SHORT PROBLEM | Examine the material below. Gather every line in which the string "личности" appears.

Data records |
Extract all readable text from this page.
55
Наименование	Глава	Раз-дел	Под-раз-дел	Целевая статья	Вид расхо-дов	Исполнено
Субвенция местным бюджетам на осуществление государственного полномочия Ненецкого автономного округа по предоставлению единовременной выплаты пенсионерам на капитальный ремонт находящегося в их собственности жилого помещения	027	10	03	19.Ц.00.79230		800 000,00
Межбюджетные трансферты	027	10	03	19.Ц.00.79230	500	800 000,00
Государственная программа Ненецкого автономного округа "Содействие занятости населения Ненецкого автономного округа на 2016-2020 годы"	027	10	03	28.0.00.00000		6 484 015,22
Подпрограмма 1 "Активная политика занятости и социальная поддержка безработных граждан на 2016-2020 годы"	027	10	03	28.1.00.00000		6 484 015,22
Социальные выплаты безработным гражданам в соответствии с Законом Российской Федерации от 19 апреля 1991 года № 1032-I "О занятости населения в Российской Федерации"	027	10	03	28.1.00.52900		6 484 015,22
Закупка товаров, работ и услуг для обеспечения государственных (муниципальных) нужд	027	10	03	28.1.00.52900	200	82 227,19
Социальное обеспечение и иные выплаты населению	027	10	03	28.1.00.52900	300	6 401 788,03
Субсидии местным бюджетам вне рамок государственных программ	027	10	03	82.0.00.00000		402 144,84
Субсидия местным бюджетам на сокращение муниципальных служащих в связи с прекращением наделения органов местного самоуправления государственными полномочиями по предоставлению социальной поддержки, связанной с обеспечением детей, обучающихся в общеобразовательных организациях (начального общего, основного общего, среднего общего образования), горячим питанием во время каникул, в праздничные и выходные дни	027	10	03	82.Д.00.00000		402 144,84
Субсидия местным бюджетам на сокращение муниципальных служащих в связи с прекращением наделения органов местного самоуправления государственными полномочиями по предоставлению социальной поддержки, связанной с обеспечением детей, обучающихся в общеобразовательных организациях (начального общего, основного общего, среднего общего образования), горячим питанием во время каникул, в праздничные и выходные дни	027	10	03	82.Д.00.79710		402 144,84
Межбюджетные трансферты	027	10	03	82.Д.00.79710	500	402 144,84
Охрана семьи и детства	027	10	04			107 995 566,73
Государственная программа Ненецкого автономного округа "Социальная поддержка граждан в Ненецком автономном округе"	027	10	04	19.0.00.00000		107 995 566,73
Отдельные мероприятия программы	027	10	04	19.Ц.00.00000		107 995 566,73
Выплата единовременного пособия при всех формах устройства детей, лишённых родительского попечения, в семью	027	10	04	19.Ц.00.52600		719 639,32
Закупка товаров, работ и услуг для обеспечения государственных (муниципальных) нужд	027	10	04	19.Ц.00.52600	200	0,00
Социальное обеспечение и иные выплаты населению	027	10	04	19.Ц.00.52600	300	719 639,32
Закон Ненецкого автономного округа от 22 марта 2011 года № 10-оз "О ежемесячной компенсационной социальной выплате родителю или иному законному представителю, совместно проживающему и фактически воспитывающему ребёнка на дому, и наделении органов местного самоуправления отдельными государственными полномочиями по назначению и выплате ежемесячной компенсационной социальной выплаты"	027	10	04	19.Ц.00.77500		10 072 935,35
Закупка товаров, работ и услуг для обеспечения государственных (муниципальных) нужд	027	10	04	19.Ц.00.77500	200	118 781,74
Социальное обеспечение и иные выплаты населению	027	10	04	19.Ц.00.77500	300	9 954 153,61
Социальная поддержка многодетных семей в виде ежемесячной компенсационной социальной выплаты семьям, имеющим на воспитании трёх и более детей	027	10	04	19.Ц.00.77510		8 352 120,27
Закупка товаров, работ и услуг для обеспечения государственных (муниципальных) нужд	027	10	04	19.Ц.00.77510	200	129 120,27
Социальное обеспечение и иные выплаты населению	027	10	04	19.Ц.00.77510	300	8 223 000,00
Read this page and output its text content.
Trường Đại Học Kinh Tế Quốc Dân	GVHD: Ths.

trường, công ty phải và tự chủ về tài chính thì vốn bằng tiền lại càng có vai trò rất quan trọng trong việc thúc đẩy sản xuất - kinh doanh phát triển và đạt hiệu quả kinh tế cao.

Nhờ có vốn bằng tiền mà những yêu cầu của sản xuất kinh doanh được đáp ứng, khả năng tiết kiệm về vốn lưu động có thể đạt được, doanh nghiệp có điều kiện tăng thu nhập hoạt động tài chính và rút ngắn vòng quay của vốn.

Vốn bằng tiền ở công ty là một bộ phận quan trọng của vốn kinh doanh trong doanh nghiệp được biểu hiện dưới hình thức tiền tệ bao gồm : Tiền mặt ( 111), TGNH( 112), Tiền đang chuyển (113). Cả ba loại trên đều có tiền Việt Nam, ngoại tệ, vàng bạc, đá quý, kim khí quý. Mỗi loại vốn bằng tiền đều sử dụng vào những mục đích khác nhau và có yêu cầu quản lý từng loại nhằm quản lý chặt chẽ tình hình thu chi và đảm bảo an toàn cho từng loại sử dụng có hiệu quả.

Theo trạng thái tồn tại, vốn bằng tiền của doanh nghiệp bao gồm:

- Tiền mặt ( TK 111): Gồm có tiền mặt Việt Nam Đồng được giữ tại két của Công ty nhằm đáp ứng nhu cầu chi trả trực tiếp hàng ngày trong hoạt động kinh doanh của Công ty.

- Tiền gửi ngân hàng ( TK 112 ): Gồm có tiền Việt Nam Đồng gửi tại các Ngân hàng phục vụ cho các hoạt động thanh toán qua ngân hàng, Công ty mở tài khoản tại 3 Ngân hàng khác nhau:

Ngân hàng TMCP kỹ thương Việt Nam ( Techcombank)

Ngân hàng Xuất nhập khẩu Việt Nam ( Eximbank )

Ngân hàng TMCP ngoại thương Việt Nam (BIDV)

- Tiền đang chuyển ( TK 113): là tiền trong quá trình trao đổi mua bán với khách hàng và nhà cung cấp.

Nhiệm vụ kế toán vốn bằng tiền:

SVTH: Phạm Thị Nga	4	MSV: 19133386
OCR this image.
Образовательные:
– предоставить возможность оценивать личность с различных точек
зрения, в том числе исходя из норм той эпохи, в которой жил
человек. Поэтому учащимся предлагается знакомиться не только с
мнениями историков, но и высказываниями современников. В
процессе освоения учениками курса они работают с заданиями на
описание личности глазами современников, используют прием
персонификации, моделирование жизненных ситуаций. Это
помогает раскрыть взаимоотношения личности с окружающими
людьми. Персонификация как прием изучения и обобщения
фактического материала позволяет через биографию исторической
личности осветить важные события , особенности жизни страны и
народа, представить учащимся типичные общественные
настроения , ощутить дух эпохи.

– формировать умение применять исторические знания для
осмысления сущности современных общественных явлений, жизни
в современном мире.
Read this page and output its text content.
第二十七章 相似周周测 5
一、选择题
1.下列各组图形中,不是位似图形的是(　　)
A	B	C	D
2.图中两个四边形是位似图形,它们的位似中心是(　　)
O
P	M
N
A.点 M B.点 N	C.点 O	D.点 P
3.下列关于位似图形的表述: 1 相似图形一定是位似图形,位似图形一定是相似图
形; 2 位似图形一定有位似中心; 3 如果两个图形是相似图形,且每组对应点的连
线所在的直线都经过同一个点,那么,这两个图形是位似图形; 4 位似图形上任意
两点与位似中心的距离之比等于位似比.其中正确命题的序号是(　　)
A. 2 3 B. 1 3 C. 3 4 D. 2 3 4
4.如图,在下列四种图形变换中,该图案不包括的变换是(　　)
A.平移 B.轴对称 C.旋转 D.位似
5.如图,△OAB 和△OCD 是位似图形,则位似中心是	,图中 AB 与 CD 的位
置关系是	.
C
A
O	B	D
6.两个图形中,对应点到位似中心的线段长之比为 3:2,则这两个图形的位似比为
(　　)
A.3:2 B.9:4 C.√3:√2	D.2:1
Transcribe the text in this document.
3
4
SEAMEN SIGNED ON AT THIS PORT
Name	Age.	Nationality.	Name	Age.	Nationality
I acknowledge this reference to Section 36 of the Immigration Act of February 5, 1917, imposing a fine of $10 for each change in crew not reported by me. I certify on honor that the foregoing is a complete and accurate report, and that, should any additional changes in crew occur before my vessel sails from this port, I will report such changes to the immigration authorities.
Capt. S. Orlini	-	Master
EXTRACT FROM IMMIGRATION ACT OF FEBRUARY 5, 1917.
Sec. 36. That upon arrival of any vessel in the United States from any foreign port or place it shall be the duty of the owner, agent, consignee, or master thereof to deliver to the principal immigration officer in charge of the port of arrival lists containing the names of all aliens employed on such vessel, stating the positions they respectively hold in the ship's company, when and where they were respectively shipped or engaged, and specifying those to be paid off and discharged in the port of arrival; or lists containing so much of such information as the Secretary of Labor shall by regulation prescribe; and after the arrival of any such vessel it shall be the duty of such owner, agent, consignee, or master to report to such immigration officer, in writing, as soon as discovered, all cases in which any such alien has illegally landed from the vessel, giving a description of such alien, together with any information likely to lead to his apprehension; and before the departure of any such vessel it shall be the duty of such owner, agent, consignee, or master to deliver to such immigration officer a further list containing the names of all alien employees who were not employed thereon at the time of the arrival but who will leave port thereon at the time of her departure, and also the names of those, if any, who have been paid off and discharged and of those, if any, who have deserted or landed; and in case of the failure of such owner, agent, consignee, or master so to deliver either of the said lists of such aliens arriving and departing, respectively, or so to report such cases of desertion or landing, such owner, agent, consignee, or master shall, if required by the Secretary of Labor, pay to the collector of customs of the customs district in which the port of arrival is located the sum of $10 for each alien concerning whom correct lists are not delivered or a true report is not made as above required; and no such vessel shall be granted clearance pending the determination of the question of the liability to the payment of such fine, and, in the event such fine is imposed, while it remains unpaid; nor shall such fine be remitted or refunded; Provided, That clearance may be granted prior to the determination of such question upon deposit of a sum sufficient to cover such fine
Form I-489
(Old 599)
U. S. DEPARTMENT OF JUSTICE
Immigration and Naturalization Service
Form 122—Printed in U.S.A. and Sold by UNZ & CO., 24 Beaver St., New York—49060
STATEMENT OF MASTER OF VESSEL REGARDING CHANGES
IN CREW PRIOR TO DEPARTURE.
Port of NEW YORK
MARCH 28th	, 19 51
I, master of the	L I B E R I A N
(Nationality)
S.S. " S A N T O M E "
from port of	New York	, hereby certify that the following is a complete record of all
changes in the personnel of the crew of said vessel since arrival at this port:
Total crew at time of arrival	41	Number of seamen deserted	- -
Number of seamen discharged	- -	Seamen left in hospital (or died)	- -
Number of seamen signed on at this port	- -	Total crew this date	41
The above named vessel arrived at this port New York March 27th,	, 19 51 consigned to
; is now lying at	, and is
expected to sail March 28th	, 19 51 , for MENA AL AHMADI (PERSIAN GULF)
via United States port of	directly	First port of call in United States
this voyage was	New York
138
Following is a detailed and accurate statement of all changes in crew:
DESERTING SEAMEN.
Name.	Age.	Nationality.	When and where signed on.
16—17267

THE OUTPUT |
описание личности глазами современников, используют прием
помогает раскрыть взаимоотношения личности с окружающими
личности осветить важные события , особенности жизни страны и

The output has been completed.